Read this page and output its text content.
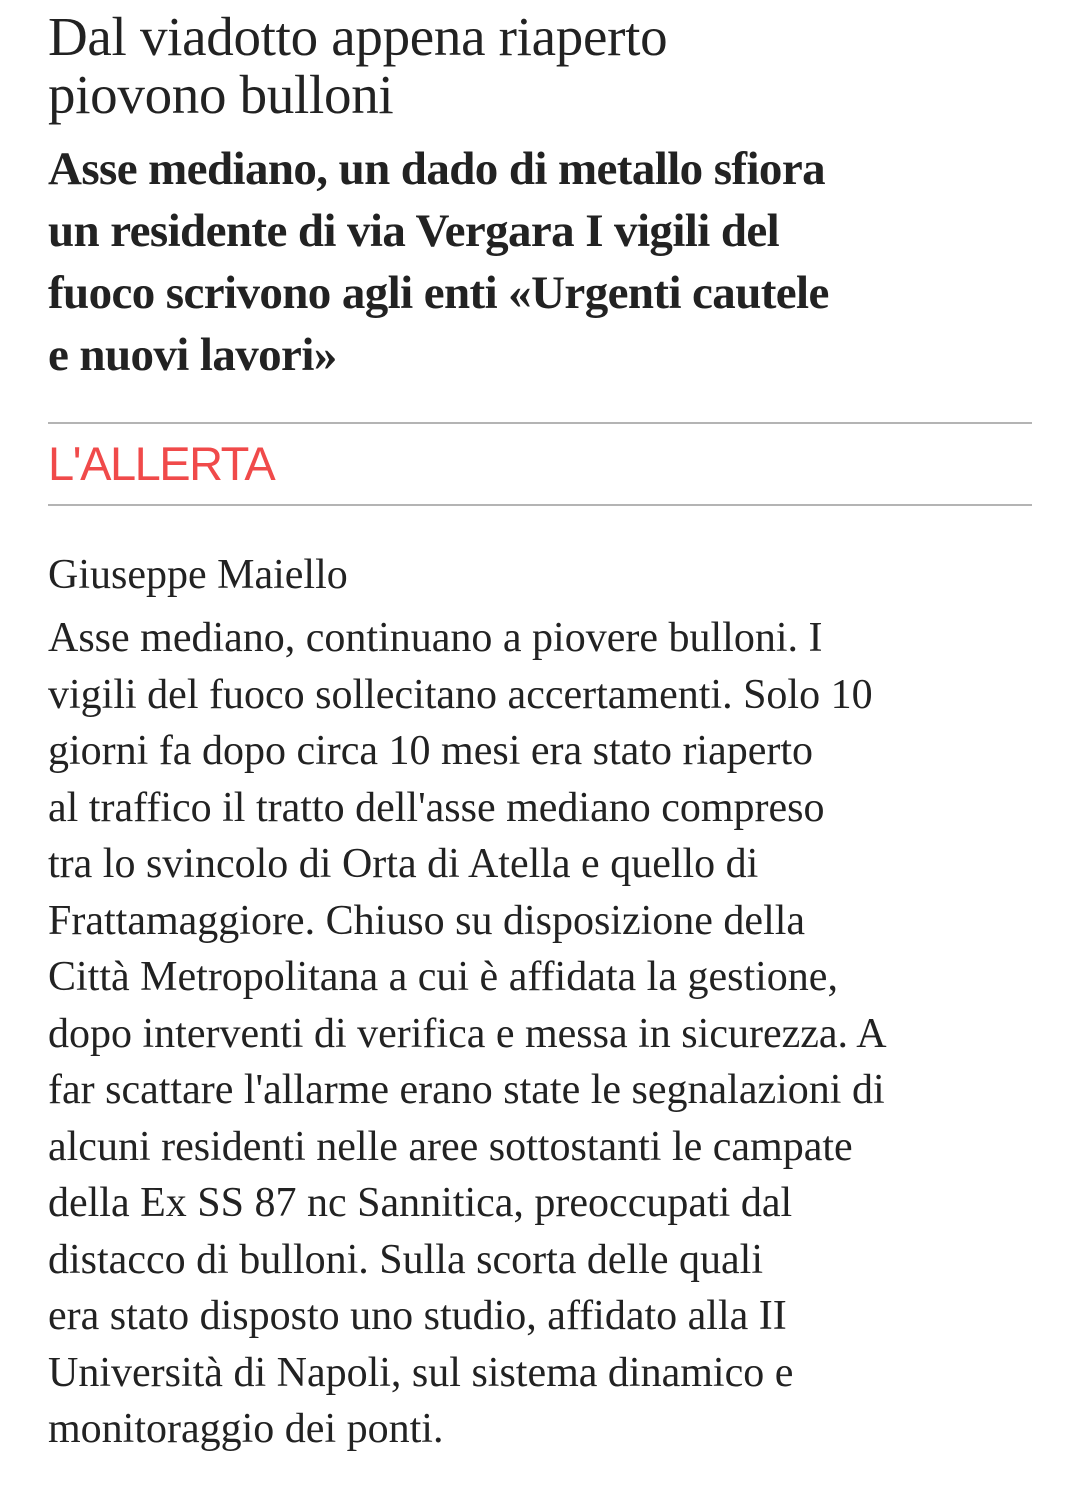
Dal viadotto appena riaperto
piovono bulloni
Asse mediano, un dado di metallo sfiora
un residente di via Vergara I vigili del
fuoco scrivono agli enti «Urgenti cautele
e nuovi lavori»
L'ALLERTA

Giuseppe Maiello

Asse mediano, continuano a piovere bulloni. I
vigili del fuoco sollecitano accertamenti. Solo 10
giorni fa dopo circa 10 mesi era stato riaperto
al traffico il tratto dell'asse mediano compreso
tra lo svincolo di Orta di Atella e quello di
Frattamaggiore. Chiuso su disposizione della
Città Metropolitana a cui è affidata la gestione,
dopo interventi di verifica e messa in sicurezza. A
far scattare l'allarme erano state le segnalazioni di
alcuni residenti nelle aree sottostanti le campate
della Ex SS 87 nc Sannitica, preoccupati dal
distacco di bulloni. Sulla scorta delle quali
era stato disposto uno studio, affidato alla II
Università di Napoli, sul sistema dinamico e
monitoraggio dei ponti.
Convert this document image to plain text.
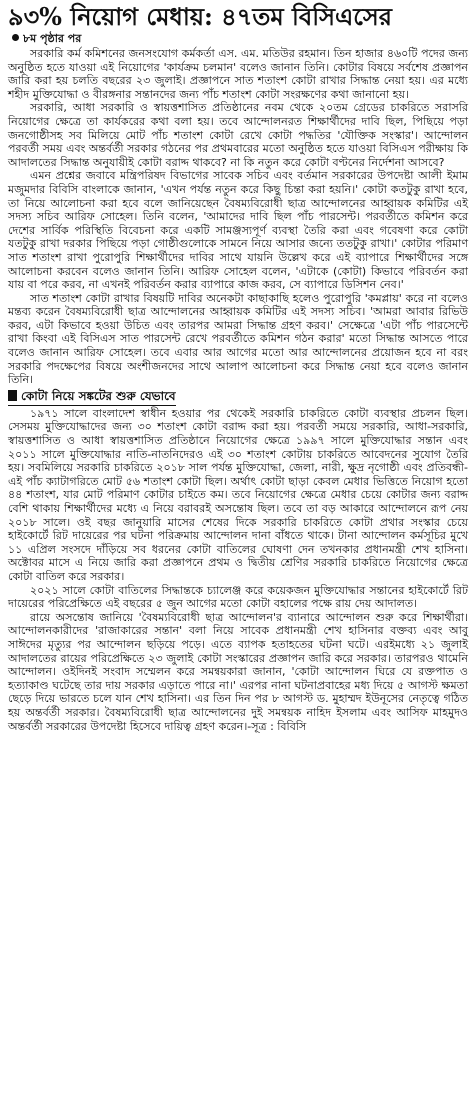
৯৩% নিয়োগ মেধায়: ৪৭তম বিসিএসের
৮ম পৃষ্ঠার পর

সরকারি কর্ম কমিশনের জনসংযোগ কর্মকর্তা এস. এম. মতিউর রহমান। তিন হাজার ৪৬০টি পদের জন্য অনুষ্ঠিত হতে যাওয়া এই নিয়োগের 'কার্যক্রম চলমান' বলেও জানান তিনি। কোটার বিষয়ে সর্বশেষ প্রজ্ঞাপন জারি করা হয় চলতি বছরের ২৩ জুলাই। প্রজ্ঞাপনে সাত শতাংশ কোটা রাখার সিদ্ধান্ত নেয়া হয়। এর মধ্যে শহীদ মুক্তিযোদ্ধা ও বীরঙ্গনার সন্তানদের জন্য পাঁচ শতাংশ কোটা সংরক্ষণের কথা জানানো হয়।

সরকারি, আধা সরকারি ও স্বায়ত্তশাসিত প্রতিষ্ঠানের নবম থেকে ২০তম গ্রেডের চাকরিতে সরাসরি নিয়োগের ক্ষেত্রে তা কার্যকরের কথা বলা হয়। তবে আন্দোলনরত শিক্ষার্থীদের দাবি ছিল, পিছিয়ে পড়া জনগোষ্ঠীসহ সব মিলিয়ে মোট পাঁচ শতাংশ কোটা রেখে কোটা পদ্ধতির 'যৌক্তিক সংস্কার'। আন্দোলন পরবর্তী সময় এবং অন্তর্বর্তী সরকার গঠনের পর প্রথমবারের মতো অনুষ্ঠিত হতে যাওয়া বিসিএস পরীক্ষায় কি আদালতের সিদ্ধান্ত অনুযায়ীই কোটা বরাদ্দ থাকবে? না কি নতুন করে কোটা বণ্টনের নির্দেশনা আসবে?

এমন প্রশ্নের জবাবে মন্ত্রিপরিষদ বিভাগের সাবেক সচিব এবং বর্তমান সরকারের উপদেষ্টা আলী ইমাম মজুমদার বিবিসি বাংলাকে জানান, 'এখন পর্যন্ত নতুন করে কিছু চিন্তা করা হয়নি।' কোটা কতটুকু রাখা হবে, তা নিয়ে আলোচনা করা হবে বলে জানিয়েছেন বৈষম্যবিরোধী ছাত্র আন্দোলনের আহ্বায়ক কমিটির এই সদস্য সচিব আরিফ সোহেল। তিনি বলেন, 'আমাদের দাবি ছিল পাঁচ পারসেন্ট। পরবর্তীতে কমিশন করে দেশের সার্বিক পরিস্থিতি বিবেচনা করে একটি সামঞ্জস্যপূর্ণ ব্যবস্থা তৈরি করা এবং গবেষণা করে কোটা যতটুকু রাখা দরকার পিছিয়ে পড়া গোষ্ঠীগুলোকে সামনে নিয়ে আসার জন্যে ততটুকু রাখা।' কোটার পরিমাণ সাত শতাংশ রাখা পুরোপুরি শিক্ষার্থীদের দাবির সাথে যায়নি উল্লেখ করে এই ব্যাপারে শিক্ষার্থীদের সঙ্গে আলোচনা করবেন বলেও জানান তিনি। আরিফ সোহেল বলেন, 'এটাকে (কোটা) কিভাবে পরিবর্তন করা যায় বা পরে করব, না এখনই পরিবর্তন করার ব্যাপারে কাজ করব, সে ব্যাপারে ডিসিশন নেব।'

সাত শতাংশ কোটা রাখার বিষয়টি দাবির অনেকটা কাছাকাছি হলেও পুরোপুরি 'কমপ্লায়' করে না বলেও মন্তব্য করেন বৈষম্যবিরোধী ছাত্র আন্দোলনের আহ্বায়ক কমিটির এই সদস্য সচিব। 'আমরা আবার রিভিউ করব, এটা কিভাবে হওয়া উচিত এবং তারপর আমরা সিদ্ধান্ত গ্রহণ করব।' সেক্ষেত্রে 'এটা পাঁচ পারসেন্টে রাখা কিংবা এই বিসিএস সাত পারসেন্ট রেখে পরবর্তীতে কমিশন গঠন করার' মতো সিদ্ধান্ত আসতে পারে বলেও জানান আরিফ সোহেল। তবে এবার আর আগের মতো আর আন্দোলনের প্রয়োজন হবে না বরং সরকারি পদক্ষেপের বিষয়ে অংশীজনদের সাথে আলাপ আলোচনা করে সিদ্ধান্ত নেয়া হবে বলেও জানান তিনি।

কোটা নিয়ে সঙ্কটের শুরু যেভাবে

১৯৭১ সালে বাংলাদেশ স্বাধীন হওয়ার পর থেকেই সরকারি চাকরিতে কোটা ব্যবস্থার প্রচলন ছিল। সেসময় মুক্তিযোদ্ধাদের জন্য ৩০ শতাংশ কোটা বরাদ্দ করা হয়। পরবর্তী সময়ে সরকারি, আধা-সরকারি, স্বায়ত্তশাসিত ও আধা স্বায়ত্তশাসিত প্রতিষ্ঠানে নিয়োগের ক্ষেত্রে ১৯৯৭ সালে মুক্তিযোদ্ধার সন্তান এবং ২০১১ সালে মুক্তিযোদ্ধার নাতি-নাতনিদেরও এই ৩০ শতাংশ কোটায় চাকরিতে আবেদনের সুযোগ তৈরি হয়। সবমিলিয়ে সরকারি চাকরিতে ২০১৮ সাল পর্যন্ত মুক্তিযোদ্ধা, জেলা, নারী, ক্ষুদ্র নৃগোষ্ঠী এবং প্রতিবন্ধী- এই পাঁচ ক্যাটাগরিতে মোট ৫৬ শতাংশ কোটা ছিল। অর্থাৎ কোটা ছাড়া কেবল মেধার ভিত্তিতে নিয়োগ হতো ৪৪ শতাংশ, যার মোট পরিমাণ কোটার চাইতে কম। তবে নিয়োগের ক্ষেত্রে মেধার চেয়ে কোটার জন্য বরাদ্দ বেশি থাকায় শিক্ষার্থীদের মধ্যে এ নিয়ে বরাবরই অসন্তোষ ছিল। তবে তা বড় আকারে আন্দোলনে রূপ নেয় ২০১৮ সালে। ওই বছর জানুয়ারি মাসের শেষের দিকে সরকারি চাকরিতে কোটা প্রথার সংস্কার চেয়ে হাইকোর্টে রিট দায়েরের পর ঘটনা পরিক্রমায় আন্দোলন দানা বাঁধতে থাকে। টানা আন্দোলন কর্মসূচির মুখে ১১ এপ্রিল সংসদে দাঁড়িয়ে সব ধরনের কোটা বাতিলের ঘোষণা দেন তখনকার প্রধানমন্ত্রী শেখ হাসিনা। অক্টোবর মাসে এ নিয়ে জারি করা প্রজ্ঞাপনে প্রথম ও দ্বিতীয় শ্রেণির সরকারি চাকরিতে নিয়োগের ক্ষেত্রে কোটা বাতিল করে সরকার।

২০২১ সালে কোটা বাতিলের সিদ্ধান্তকে চ্যালেঞ্জ করে কয়েকজন মুক্তিযোদ্ধার সন্তানের হাইকোর্টে রিট দায়েরের পরিপ্রেক্ষিতে এই বছরের ৫ জুন আগের মতো কোটা বহালের পক্ষে রায় দেয় আদালত।

রায়ে অসন্তোষ জানিয়ে 'বৈষম্যবিরোধী ছাত্র আন্দোলন'র ব্যানারে আন্দোলন শুরু করে শিক্ষার্থীরা। আন্দোলনকারীদের 'রাজাকারের সন্তান' বলা নিয়ে সাবেক প্রধানমন্ত্রী শেখ হাসিনার বক্তব্য এবং আবু সাঈদের মৃত্যুর পর আন্দোলন ছড়িয়ে পড়ে। এতে ব্যাপক হতাহতের ঘটনা ঘটে। এরইমধ্যে ২১ জুলাই আদালতের রায়ের পরিপ্রেক্ষিতে ২৩ জুলাই কোটা সংস্কারের প্রজ্ঞাপন জারি করে সরকার। তারপরও থামেনি আন্দোলন। ওইদিনই সংবাদ সম্মেলন করে সমন্বয়কারা জানান, 'কোটা আন্দোলন ঘিরে যে রক্তপাত ও হত্যাকাণ্ড ঘটেছে তার দায় সরকার এড়াতে পারে না।' এরপর নানা ঘটনাপ্রবাহের মধ্য দিয়ে ৫ আগস্ট ক্ষমতা ছেড়ে দিয়ে ভারতে চলে যান শেখ হাসিনা। এর তিন দিন পর ৮ আগস্ট ড. মুহাম্মদ ইউনূসের নেতৃত্বে গঠিত হয় অন্তর্বর্তী সরকার। বৈষম্যবিরোধী ছাত্র আন্দোলনের দুই সমন্বয়ক নাহিদ ইসলাম এবং আসিফ মাহমুদও অন্তর্বর্তী সরকারের উপদেষ্টা হিসেবে দায়িত্ব গ্রহণ করেন।-সূত্র : বিবিসি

- **EXERCISE**
Count up every line above that has the word "vigili" in it; answer with the number alone.

- **FULL OUTPUT**
2